● **Directive**
Repeat each record below exactly, dropping the pictures.

+-------+

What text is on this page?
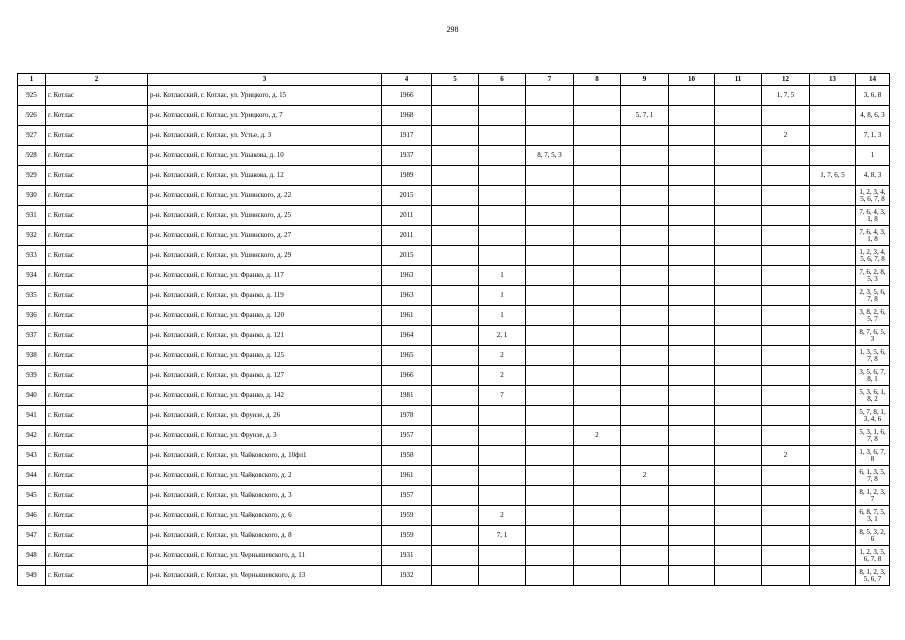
298
1	2	3	4	5	6	7	8	9	10	11	12	13	14
925	г. Котлас	р-н. Котласский, г. Котлас, ул. Урицкого, д. 15	1966								1, 7, 5		3, 6, 8
926	г. Котлас	р-н. Котласский, г. Котлас, ул. Урицкого, д. 7	1968					5, 7, 1					4, 8, 6, 3
927	г. Котлас	р-н. Котласский, г. Котлас, ул. Устье, д. 3	1917								2		7, 1, 3
928	г. Котлас	р-н. Котласский, г. Котлас, ул. Ушакова, д. 10	1937			8, 7, 5, 3							1
929	г. Котлас	р-н. Котласский, г. Котлас, ул. Ушакова, д. 12	1989									1, 7, 6, 5	4, 8, 3
930	г. Котлас	р-н. Котласский, г. Котлас, ул. Ушинского, д. 22	2015										1, 2, 3, 4, 5, 6, 7, 8
931	г. Котлас	р-н. Котласский, г. Котлас, ул. Ушинского, д. 25	2011										7, 6, 4, 3, 1, 8
932	г. Котлас	р-н. Котласский, г. Котлас, ул. Ушинского, д. 27	2011										7, 6, 4, 3, 1, 8
933	г. Котлас	р-н. Котласский, г. Котлас, ул. Ушинского, д. 29	2015										1, 2, 3, 4, 5, 6, 7, 8
934	г. Котлас	р-н. Котласский, г. Котлас, ул. Франко, д. 117	1963		1								7, 6, 2, 8, 5, 3
935	г. Котлас	р-н. Котласский, г. Котлас, ул. Франко, д. 119	1963		1								2, 3, 5, 6, 7, 8
936	г. Котлас	р-н. Котласский, г. Котлас, ул. Франко, д. 120	1961		1								3, 8, 2, 6, 5, 7
937	г. Котлас	р-н. Котласский, г. Котлас, ул. Франко, д. 121	1964		2, 1								8, 7, 6, 5, 3
938	г. Котлас	р-н. Котласский, г. Котлас, ул. Франко, д. 125	1965		2								1, 3, 5, 6, 7, 8
939	г. Котлас	р-н. Котласский, г. Котлас, ул. Франко, д. 127	1966		2								3, 5, 6, 7, 8, 1
940	г. Котлас	р-н. Котласский, г. Котлас, ул. Франко, д. 142	1981		7								5, 3, 6, 1, 8, 2
941	г. Котлас	р-н. Котласский, г. Котлас, ул. Фрунзе, д. 26	1978										5, 7, 8, 1, 3, 4, 6
942	г. Котлас	р-н. Котласский, г. Котлас, ул. Фрунзе, д. 3	1957				2						5, 3, 1, 6, 7, 8
943	г. Котлас	р-н. Котласский, г. Котлас, ул. Чайковского, д. 10фл1	1958								2		1, 3, 6, 7, 8
944	г. Котлас	р-н. Котласский, г. Котлас, ул. Чайковского, д. 2	1961					2					6, 1, 3, 5, 7, 8
945	г. Котлас	р-н. Котласский, г. Котлас, ул. Чайковского, д. 3	1957										8, 1, 2, 3, 7
946	г. Котлас	р-н. Котласский, г. Котлас, ул. Чайковского, д. 6	1959		2								6, 8, 7, 5, 3, 1
947	г. Котлас	р-н. Котласский, г. Котлас, ул. Чайковского, д. 8	1959		7, 1								8, 5, 3, 2, 6
948	г. Котлас	р-н. Котласский, г. Котлас, ул. Чернышевского, д. 11	1931										1, 2, 3, 5, 6, 7, 8
949	г. Котлас	р-н. Котласский, г. Котлас, ул. Чернышевского, д. 13	1932										8, 1, 2, 3, 5, 6, 7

+-------+

● **Written response**
What text is on this page?
298
1	2	3	4	5	6	7	8	9	10	11	12	13	14
925	г. Котлас	р-н. Котласский, г. Котлас, ул. Урицкого, д. 15	1966								1, 7, 5		3, 6, 8
926	г. Котлас	р-н. Котласский, г. Котлас, ул. Урицкого, д. 7	1968					5, 7, 1					4, 8, 6, 3
927	г. Котлас	р-н. Котласский, г. Котлас, ул. Устье, д. 3	1917								2		7, 1, 3
928	г. Котлас	р-н. Котласский, г. Котлас, ул. Ушакова, д. 10	1937			8, 7, 5, 3							1
929	г. Котлас	р-н. Котласский, г. Котлас, ул. Ушакова, д. 12	1989									1, 7, 6, 5	4, 8, 3
930	г. Котлас	р-н. Котласский, г. Котлас, ул. Ушинского, д. 22	2015										1, 2, 3, 4, 5, 6, 7, 8
931	г. Котлас	р-н. Котласский, г. Котлас, ул. Ушинского, д. 25	2011										7, 6, 4, 3, 1, 8
932	г. Котлас	р-н. Котласский, г. Котлас, ул. Ушинского, д. 27	2011										7, 6, 4, 3, 1, 8
933	г. Котлас	р-н. Котласский, г. Котлас, ул. Ушинского, д. 29	2015										1, 2, 3, 4, 5, 6, 7, 8
934	г. Котлас	р-н. Котласский, г. Котлас, ул. Франко, д. 117	1963		1								7, 6, 2, 8, 5, 3
935	г. Котлас	р-н. Котласский, г. Котлас, ул. Франко, д. 119	1963		1								2, 3, 5, 6, 7, 8
936	г. Котлас	р-н. Котласский, г. Котлас, ул. Франко, д. 120	1961		1								3, 8, 2, 6, 5, 7
937	г. Котлас	р-н. Котласский, г. Котлас, ул. Франко, д. 121	1964		2, 1								8, 7, 6, 5, 3
938	г. Котлас	р-н. Котласский, г. Котлас, ул. Франко, д. 125	1965		2								1, 3, 5, 6, 7, 8
939	г. Котлас	р-н. Котласский, г. Котлас, ул. Франко, д. 127	1966		2								3, 5, 6, 7, 8, 1
940	г. Котлас	р-н. Котласский, г. Котлас, ул. Франко, д. 142	1981		7								5, 3, 6, 1, 8, 2
941	г. Котлас	р-н. Котласский, г. Котлас, ул. Фрунзе, д. 26	1978										5, 7, 8, 1, 3, 4, 6
942	г. Котлас	р-н. Котласский, г. Котлас, ул. Фрунзе, д. 3	1957				2						5, 3, 1, 6, 7, 8
943	г. Котлас	р-н. Котласский, г. Котлас, ул. Чайковского, д. 10фл1	1958								2		1, 3, 6, 7, 8
944	г. Котлас	р-н. Котласский, г. Котлас, ул. Чайковского, д. 2	1961					2					6, 1, 3, 5, 7, 8
945	г. Котлас	р-н. Котласский, г. Котлас, ул. Чайковского, д. 3	1957										8, 1, 2, 3, 7
946	г. Котлас	р-н. Котласский, г. Котлас, ул. Чайковского, д. 6	1959		2								6, 8, 7, 5, 3, 1
947	г. Котлас	р-н. Котласский, г. Котлас, ул. Чайковского, д. 8	1959		7, 1								8, 5, 3, 2, 6
948	г. Котлас	р-н. Котласский, г. Котлас, ул. Чернышевского, д. 11	1931										1, 2, 3, 5, 6, 7, 8
949	г. Котлас	р-н. Котласский, г. Котлас, ул. Чернышевского, д. 13	1932										8, 1, 2, 3, 5, 6, 7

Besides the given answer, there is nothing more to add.